◆ Material supplied:
BEGIN

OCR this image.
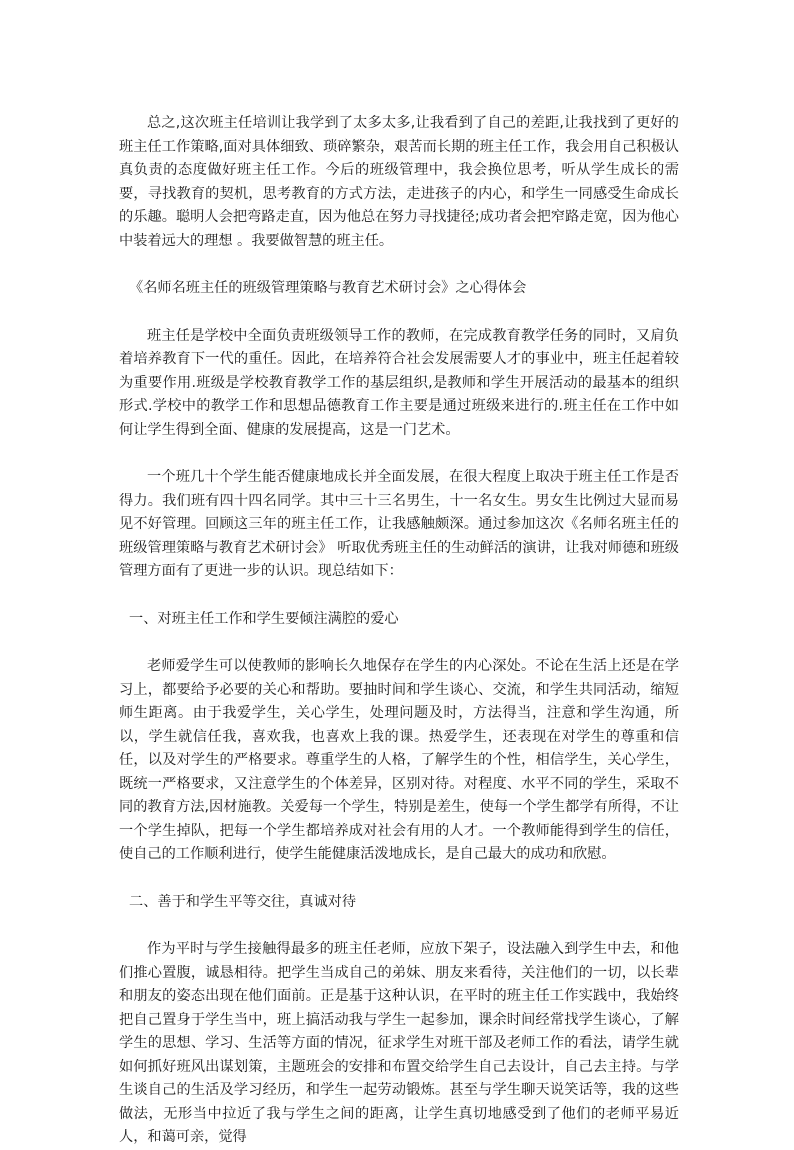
总之,这次班主任培训让我学到了太多太多,让我看到了自己的差距,让我找到了更好的班主任工作策略,面对具体细致、琐碎繁杂，艰苦而长期的班主任工作，我会用自己积极认真负责的态度做好班主任工作。今后的班级管理中，我会换位思考，听从学生成长的需要，寻找教育的契机，思考教育的方式方法，走进孩子的内心，和学生一同感受生命成长的乐趣。聪明人会把弯路走直，因为他总在努力寻找捷径;成功者会把窄路走宽，因为他心中装着远大的理想 。我要做智慧的班主任。

《名师名班主任的班级管理策略与教育艺术研讨会》之心得体会

班主任是学校中全面负责班级领导工作的教师，在完成教育教学任务的同时，又肩负着培养教育下一代的重任。因此，在培养符合社会发展需要人才的事业中，班主任起着较为重要作用.班级是学校教育教学工作的基层组织,是教师和学生开展活动的最基本的组织形式.学校中的教学工作和思想品德教育工作主要是通过班级来进行的.班主任在工作中如何让学生得到全面、健康的发展提高，这是一门艺术。

一个班几十个学生能否健康地成长并全面发展，在很大程度上取决于班主任工作是否得力。我们班有四十四名同学。其中三十三名男生，十一名女生。男女生比例过大显而易见不好管理。回顾这三年的班主任工作，让我感触颇深。通过参加这次《名师名班主任的班级管理策略与教育艺术研讨会》 听取优秀班主任的生动鲜活的演讲，让我对师德和班级管理方面有了更进一步的认识。现总结如下：

一、对班主任工作和学生要倾注满腔的爱心

老师爱学生可以使教师的影响长久地保存在学生的内心深处。不论在生活上还是在学习上，都要给予必要的关心和帮助。要抽时间和学生谈心、交流，和学生共同活动，缩短师生距离。由于我爱学生，关心学生，处理问题及时，方法得当，注意和学生沟通，所以，学生就信任我，喜欢我，也喜欢上我的课。热爱学生，还表现在对学生的尊重和信任，以及对学生的严格要求。尊重学生的人格，了解学生的个性，相信学生，关心学生，既统一严格要求，又注意学生的个体差异，区别对待。对程度、水平不同的学生，采取不同的教育方法,因材施教。关爱每一个学生，特别是差生，使每一个学生都学有所得，不让一个学生掉队，把每一个学生都培养成对社会有用的人才。一个教师能得到学生的信任，使自己的工作顺利进行，使学生能健康活泼地成长，是自己最大的成功和欣慰。

二、善于和学生平等交往，真诚对待

作为平时与学生接触得最多的班主任老师，应放下架子，设法融入到学生中去，和他们推心置腹，诚恳相待。把学生当成自己的弟妹、朋友来看待，关注他们的一切，以长辈和朋友的姿态出现在他们面前。正是基于这种认识，在平时的班主任工作实践中，我始终把自己置身于学生当中，班上搞活动我与学生一起参加，课余时间经常找学生谈心，了解学生的思想、学习、生活等方面的情况，征求学生对班干部及老师工作的看法，请学生就如何抓好班风出谋划策，主题班会的安排和布置交给学生自己去设计，自己去主持。与学生谈自己的生活及学习经历，和学生一起劳动锻炼。甚至与学生聊天说笑话等，我的这些做法，无形当中拉近了我与学生之间的距离，让学生真切地感受到了他们的老师平易近人，和蔼可亲，觉得
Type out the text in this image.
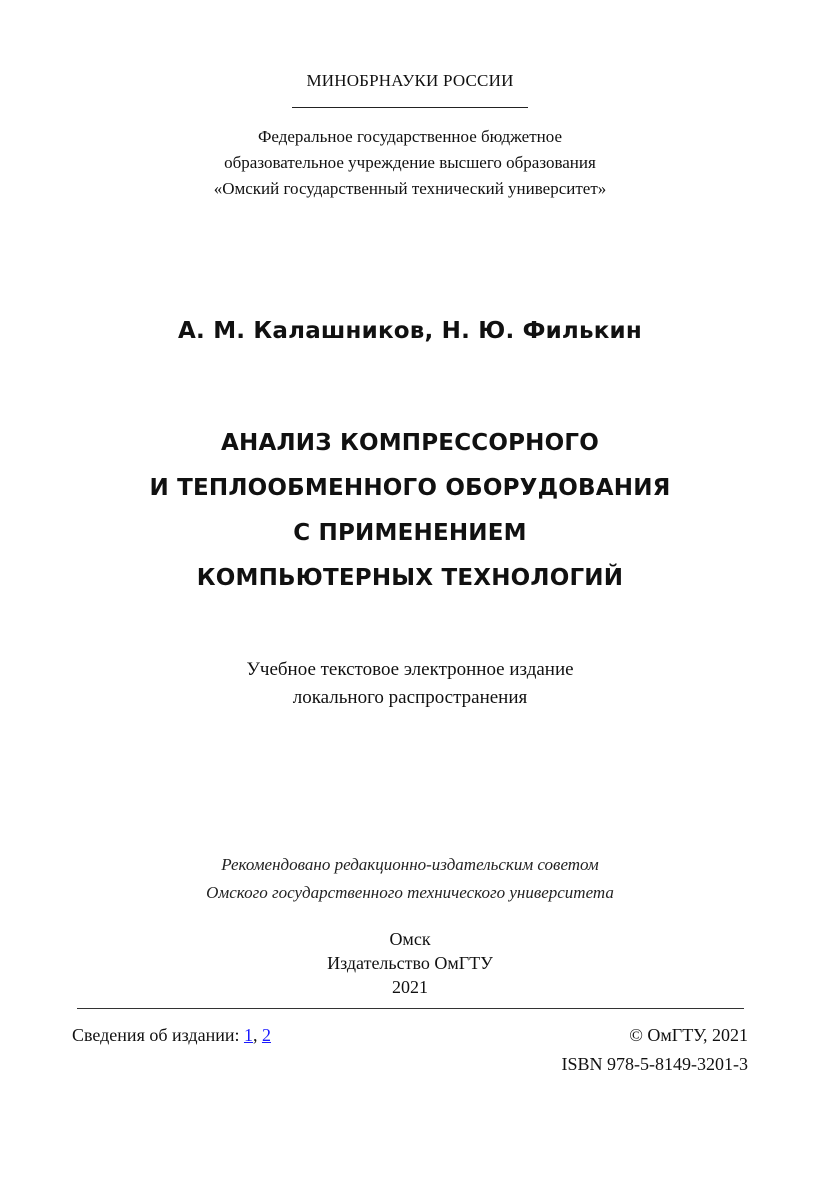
МИНОБРНАУКИ РОССИИ
Федеральное государственное бюджетное
образовательное учреждение высшего образования
«Омский государственный технический университет»
А. М. Калашников, Н. Ю. Филькин
АНАЛИЗ КОМПРЕССОРНОГО
И ТЕПЛООБМЕННОГО ОБОРУДОВАНИЯ
С ПРИМЕНЕНИЕМ
КОМПЬЮТЕРНЫХ ТЕХНОЛОГИЙ
Учебное текстовое электронное издание
локального распространения
Рекомендовано редакционно-издательским советом
Омского государственного технического университета
Омск
Издательство ОмГТУ
2021
Сведения об издании: 1, 2	© ОмГТУ, 2021
ISBN 978-5-8149-3201-3
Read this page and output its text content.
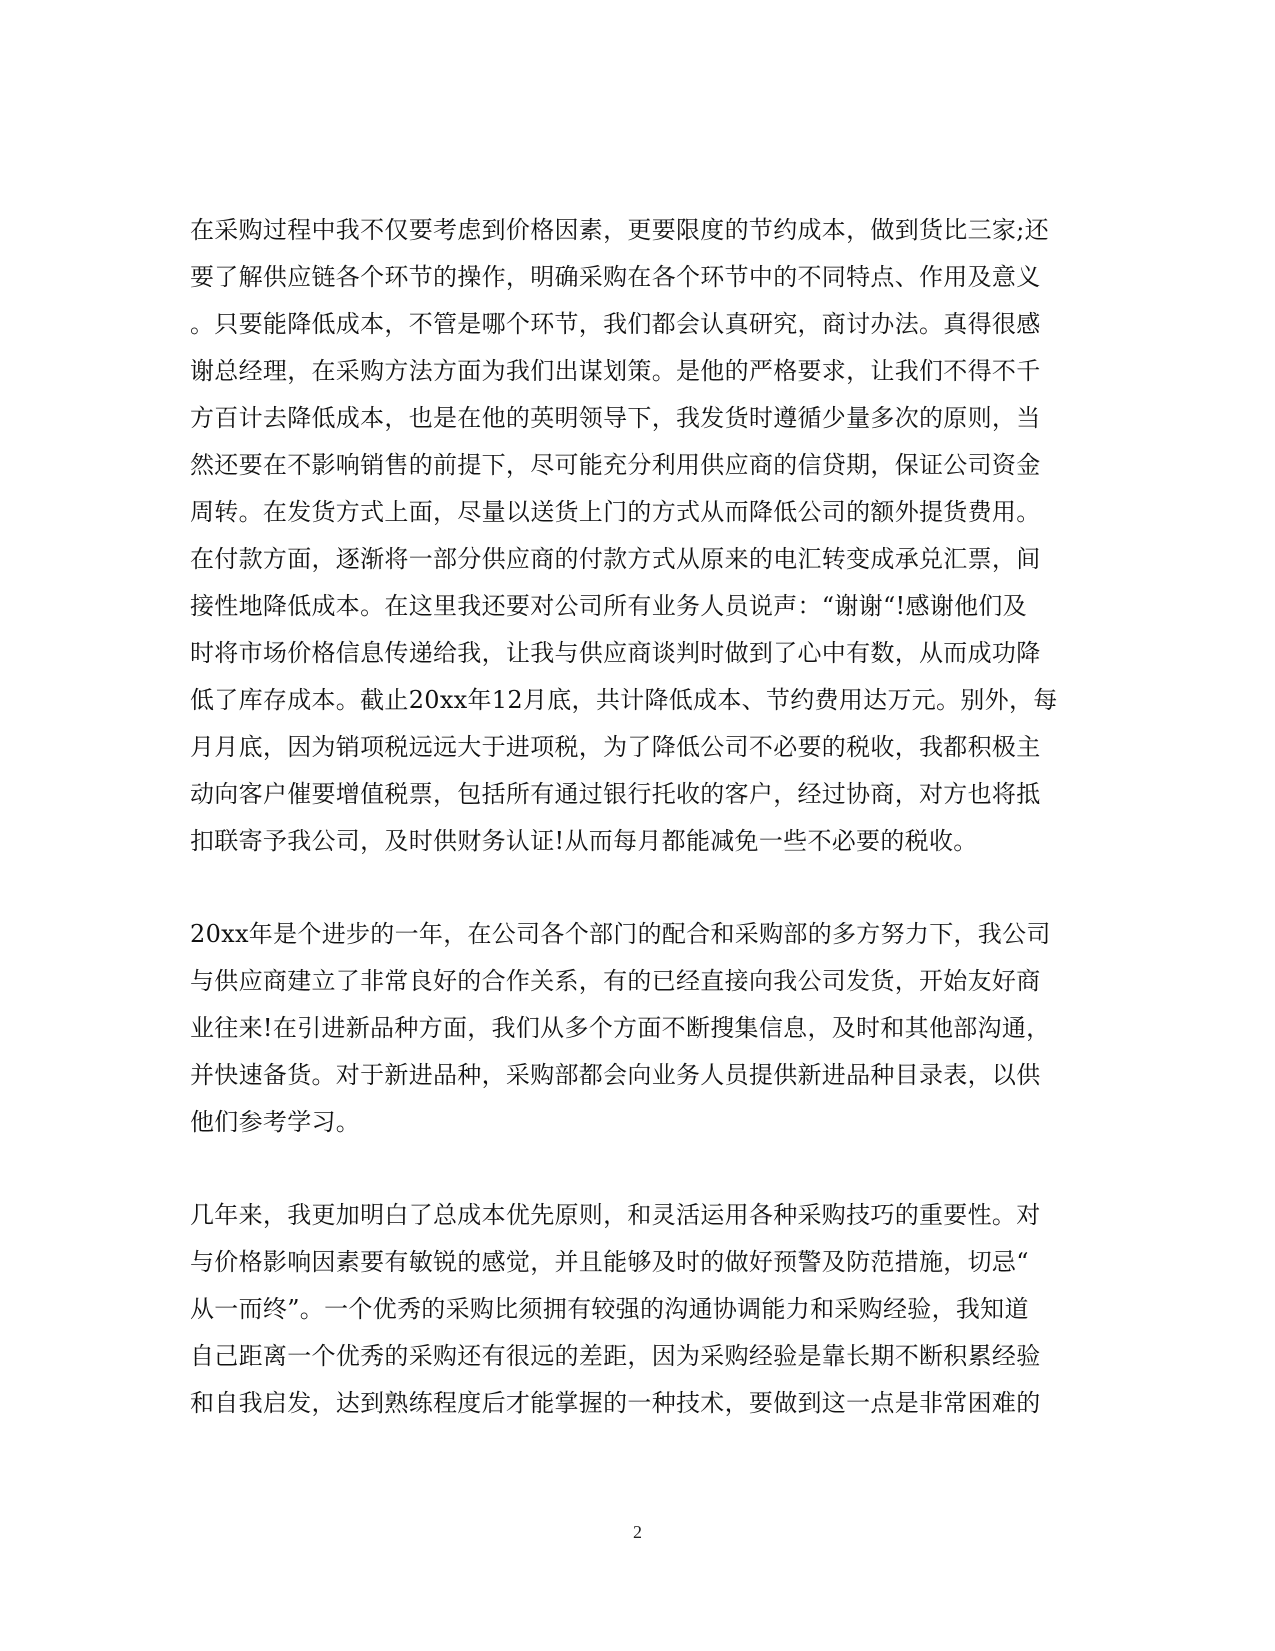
在采购过程中我不仅要考虑到价格因素，更要限度的节约成本，做到货比三家;还
要了解供应链各个环节的操作，明确采购在各个环节中的不同特点、作用及意义
。只要能降低成本，不管是哪个环节，我们都会认真研究，商讨办法。真得很感
谢总经理，在采购方法方面为我们出谋划策。是他的严格要求，让我们不得不千
方百计去降低成本，也是在他的英明领导下，我发货时遵循少量多次的原则，当
然还要在不影响销售的前提下，尽可能充分利用供应商的信贷期，保证公司资金
周转。在发货方式上面，尽量以送货上门的方式从而降低公司的额外提货费用。
在付款方面，逐渐将一部分供应商的付款方式从原来的电汇转变成承兑汇票，间
接性地降低成本。在这里我还要对公司所有业务人员说声：“谢谢“!感谢他们及
时将市场价格信息传递给我，让我与供应商谈判时做到了心中有数，从而成功降
低了库存成本。截止20xx年12月底，共计降低成本、节约费用达万元。别外，每
月月底，因为销项税远远大于进项税，为了降低公司不必要的税收，我都积极主
动向客户催要增值税票，包括所有通过银行托收的客户，经过协商，对方也将抵
扣联寄予我公司，及时供财务认证!从而每月都能减免一些不必要的税收。
20xx年是个进步的一年，在公司各个部门的配合和采购部的多方努力下，我公司
与供应商建立了非常良好的合作关系，有的已经直接向我公司发货，开始友好商
业往来!在引进新品种方面，我们从多个方面不断搜集信息，及时和其他部沟通，
并快速备货。对于新进品种，采购部都会向业务人员提供新进品种目录表，以供
他们参考学习。
几年来，我更加明白了总成本优先原则，和灵活运用各种采购技巧的重要性。对
与价格影响因素要有敏锐的感觉，并且能够及时的做好预警及防范措施，切忌“
从一而终”。一个优秀的采购比须拥有较强的沟通协调能力和采购经验，我知道
自己距离一个优秀的采购还有很远的差距，因为采购经验是靠长期不断积累经验
和自我启发，达到熟练程度后才能掌握的一种技术，要做到这一点是非常困难的
2
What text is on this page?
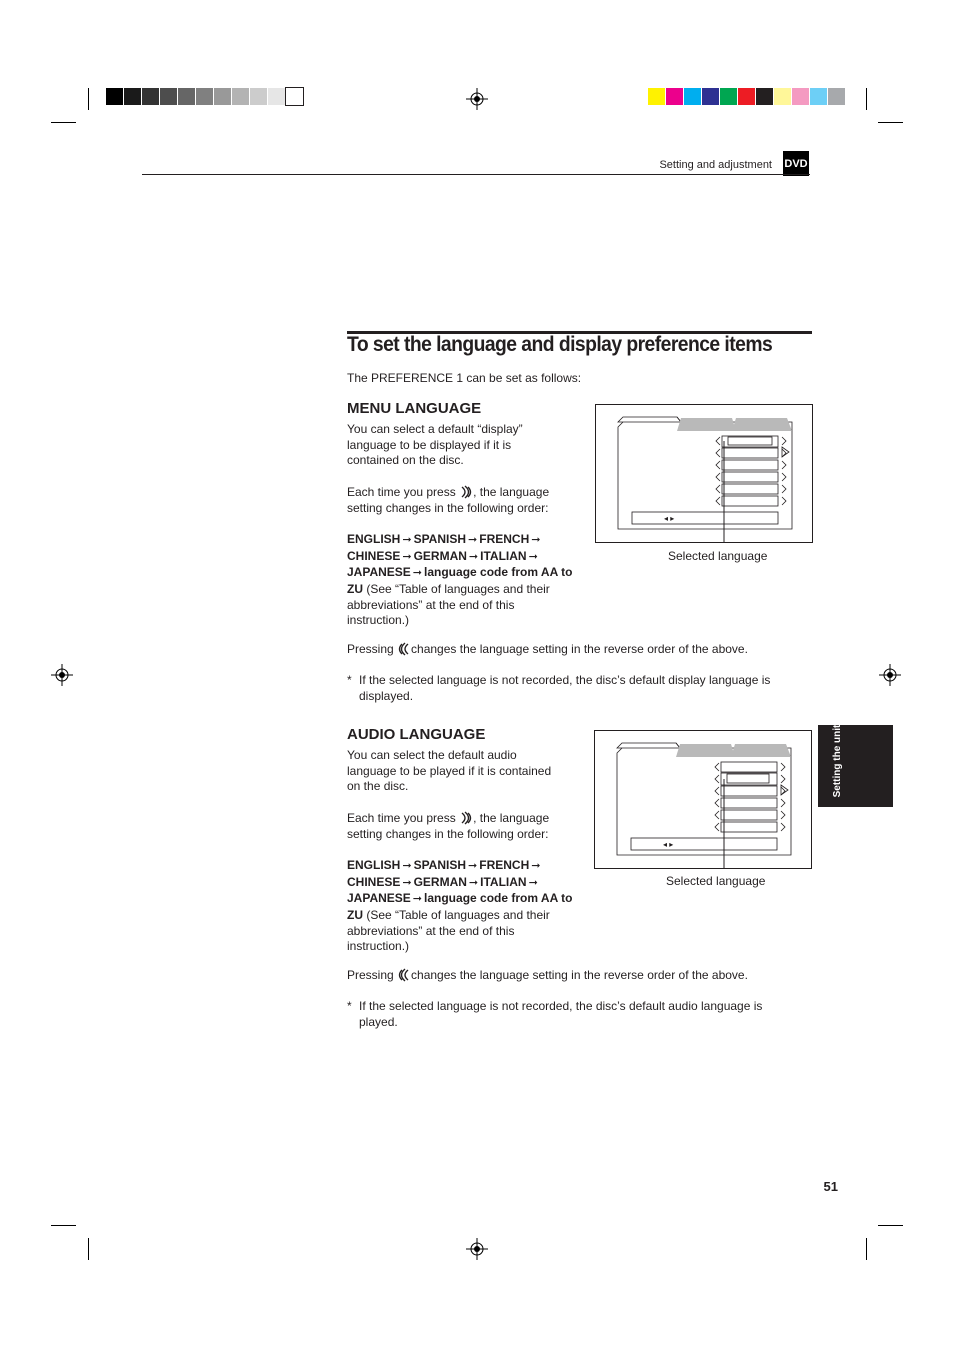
Setting and adjustment DVD
To set the language and display preference items
The PREFERENCE 1 can be set as follows:
MENU LANGUAGE
You can select a default “display”
language to be displayed if it is
contained on the disc.
Each time you press , the language
setting changes in the following order:
ENGLISH ➞ SPANISH ➞ FRENCH ➞
CHINESE ➞ GERMAN ➞ ITALIAN ➞
JAPANESE ➞ language code from AA to
ZU (See “Table of languages and their
abbreviations” at the end of this
instruction.)
Pressing changes the language setting in the reverse order of the above.
* If the selected language is not recorded, the disc’s default display language is
displayed.
◂ ▸
Selected language
AUDIO LANGUAGE
You can select the default audio
language to be played if it is contained
on the disc.
Each time you press , the language
setting changes in the following order:
ENGLISH ➞ SPANISH ➞ FRENCH ➞
CHINESE ➞ GERMAN ➞ ITALIAN ➞
JAPANESE ➞ language code from AA to
ZU (See “Table of languages and their
abbreviations” at the end of this
instruction.)
Pressing changes the language setting in the reverse order of the above.
* If the selected language is not recorded, the disc’s default audio language is
played.
◂ ▸
Selected language
Setting the unit
51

END

◆ To be done: Output the records above exactly; leave out the pictures.

◆ Answer below:
OCR this image.
总之,这次班主任培训让我学到了太多太多,让我看到了自己的差距,让我找到了更好的班主任工作策略,面对具体细致、琐碎繁杂，艰苦而长期的班主任工作，我会用自己积极认真负责的态度做好班主任工作。今后的班级管理中，我会换位思考，听从学生成长的需要，寻找教育的契机，思考教育的方式方法，走进孩子的内心，和学生一同感受生命成长的乐趣。聪明人会把弯路走直，因为他总在努力寻找捷径;成功者会把窄路走宽，因为他心中装着远大的理想 。我要做智慧的班主任。

《名师名班主任的班级管理策略与教育艺术研讨会》之心得体会

班主任是学校中全面负责班级领导工作的教师，在完成教育教学任务的同时，又肩负着培养教育下一代的重任。因此，在培养符合社会发展需要人才的事业中，班主任起着较为重要作用.班级是学校教育教学工作的基层组织,是教师和学生开展活动的最基本的组织形式.学校中的教学工作和思想品德教育工作主要是通过班级来进行的.班主任在工作中如何让学生得到全面、健康的发展提高，这是一门艺术。

一个班几十个学生能否健康地成长并全面发展，在很大程度上取决于班主任工作是否得力。我们班有四十四名同学。其中三十三名男生，十一名女生。男女生比例过大显而易见不好管理。回顾这三年的班主任工作，让我感触颇深。通过参加这次《名师名班主任的班级管理策略与教育艺术研讨会》 听取优秀班主任的生动鲜活的演讲，让我对师德和班级管理方面有了更进一步的认识。现总结如下：

一、对班主任工作和学生要倾注满腔的爱心

老师爱学生可以使教师的影响长久地保存在学生的内心深处。不论在生活上还是在学习上，都要给予必要的关心和帮助。要抽时间和学生谈心、交流，和学生共同活动，缩短师生距离。由于我爱学生，关心学生，处理问题及时，方法得当，注意和学生沟通，所以，学生就信任我，喜欢我，也喜欢上我的课。热爱学生，还表现在对学生的尊重和信任，以及对学生的严格要求。尊重学生的人格，了解学生的个性，相信学生，关心学生，既统一严格要求，又注意学生的个体差异，区别对待。对程度、水平不同的学生，采取不同的教育方法,因材施教。关爱每一个学生，特别是差生，使每一个学生都学有所得，不让一个学生掉队，把每一个学生都培养成对社会有用的人才。一个教师能得到学生的信任，使自己的工作顺利进行，使学生能健康活泼地成长，是自己最大的成功和欣慰。

二、善于和学生平等交往，真诚对待

作为平时与学生接触得最多的班主任老师，应放下架子，设法融入到学生中去，和他们推心置腹，诚恳相待。把学生当成自己的弟妹、朋友来看待，关注他们的一切，以长辈和朋友的姿态出现在他们面前。正是基于这种认识，在平时的班主任工作实践中，我始终把自己置身于学生当中，班上搞活动我与学生一起参加，课余时间经常找学生谈心，了解学生的思想、学习、生活等方面的情况，征求学生对班干部及老师工作的看法，请学生就如何抓好班风出谋划策，主题班会的安排和布置交给学生自己去设计，自己去主持。与学生谈自己的生活及学习经历，和学生一起劳动锻炼。甚至与学生聊天说笑话等，我的这些做法，无形当中拉近了我与学生之间的距离，让学生真切地感受到了他们的老师平易近人，和蔼可亲，觉得
Type out the text in this image.
МИНОБРНАУКИ РОССИИ
Федеральное государственное бюджетное
образовательное учреждение высшего образования
«Омский государственный технический университет»
А. М. Калашников, Н. Ю. Филькин
АНАЛИЗ КОМПРЕССОРНОГО
И ТЕПЛООБМЕННОГО ОБОРУДОВАНИЯ
С ПРИМЕНЕНИЕМ
КОМПЬЮТЕРНЫХ ТЕХНОЛОГИЙ
Учебное текстовое электронное издание
локального распространения
Рекомендовано редакционно-издательским советом
Омского государственного технического университета
Омск
Издательство ОмГТУ
2021
Сведения об издании: 1, 2	© ОмГТУ, 2021
ISBN 978-5-8149-3201-3
Read this page and output its text content.
在采购过程中我不仅要考虑到价格因素，更要限度的节约成本，做到货比三家;还
要了解供应链各个环节的操作，明确采购在各个环节中的不同特点、作用及意义
。只要能降低成本，不管是哪个环节，我们都会认真研究，商讨办法。真得很感
谢总经理，在采购方法方面为我们出谋划策。是他的严格要求，让我们不得不千
方百计去降低成本，也是在他的英明领导下，我发货时遵循少量多次的原则，当
然还要在不影响销售的前提下，尽可能充分利用供应商的信贷期，保证公司资金
周转。在发货方式上面，尽量以送货上门的方式从而降低公司的额外提货费用。
在付款方面，逐渐将一部分供应商的付款方式从原来的电汇转变成承兑汇票，间
接性地降低成本。在这里我还要对公司所有业务人员说声：“谢谢“!感谢他们及
时将市场价格信息传递给我，让我与供应商谈判时做到了心中有数，从而成功降
低了库存成本。截止20xx年12月底，共计降低成本、节约费用达万元。别外，每
月月底，因为销项税远远大于进项税，为了降低公司不必要的税收，我都积极主
动向客户催要增值税票，包括所有通过银行托收的客户，经过协商，对方也将抵
扣联寄予我公司，及时供财务认证!从而每月都能减免一些不必要的税收。
20xx年是个进步的一年，在公司各个部门的配合和采购部的多方努力下，我公司
与供应商建立了非常良好的合作关系，有的已经直接向我公司发货，开始友好商
业往来!在引进新品种方面，我们从多个方面不断搜集信息，及时和其他部沟通，
并快速备货。对于新进品种，采购部都会向业务人员提供新进品种目录表，以供
他们参考学习。
几年来，我更加明白了总成本优先原则，和灵活运用各种采购技巧的重要性。对
与价格影响因素要有敏锐的感觉，并且能够及时的做好预警及防范措施，切忌“
从一而终”。一个优秀的采购比须拥有较强的沟通协调能力和采购经验，我知道
自己距离一个优秀的采购还有很远的差距，因为采购经验是靠长期不断积累经验
和自我启发，达到熟练程度后才能掌握的一种技术，要做到这一点是非常困难的
2
What text is on this page?
Setting and adjustment DVD
To set the language and display preference items
The PREFERENCE 1 can be set as follows:
MENU LANGUAGE
You can select a default “display”
language to be displayed if it is
contained on the disc.
Each time you press , the language
setting changes in the following order:
ENGLISH ➞ SPANISH ➞ FRENCH ➞
CHINESE ➞ GERMAN ➞ ITALIAN ➞
JAPANESE ➞ language code from AA to
ZU (See “Table of languages and their
abbreviations” at the end of this
instruction.)
Pressing changes the language setting in the reverse order of the above.
* If the selected language is not recorded, the disc’s default display language is
displayed.
◂ ▸
Selected language
AUDIO LANGUAGE
You can select the default audio
language to be played if it is contained
on the disc.
Each time you press , the language
setting changes in the following order:
ENGLISH ➞ SPANISH ➞ FRENCH ➞
CHINESE ➞ GERMAN ➞ ITALIAN ➞
JAPANESE ➞ language code from AA to
ZU (See “Table of languages and their
abbreviations” at the end of this
instruction.)
Pressing changes the language setting in the reverse order of the above.
* If the selected language is not recorded, the disc’s default audio language is
played.
◂ ▸
Selected language
Setting the unit
51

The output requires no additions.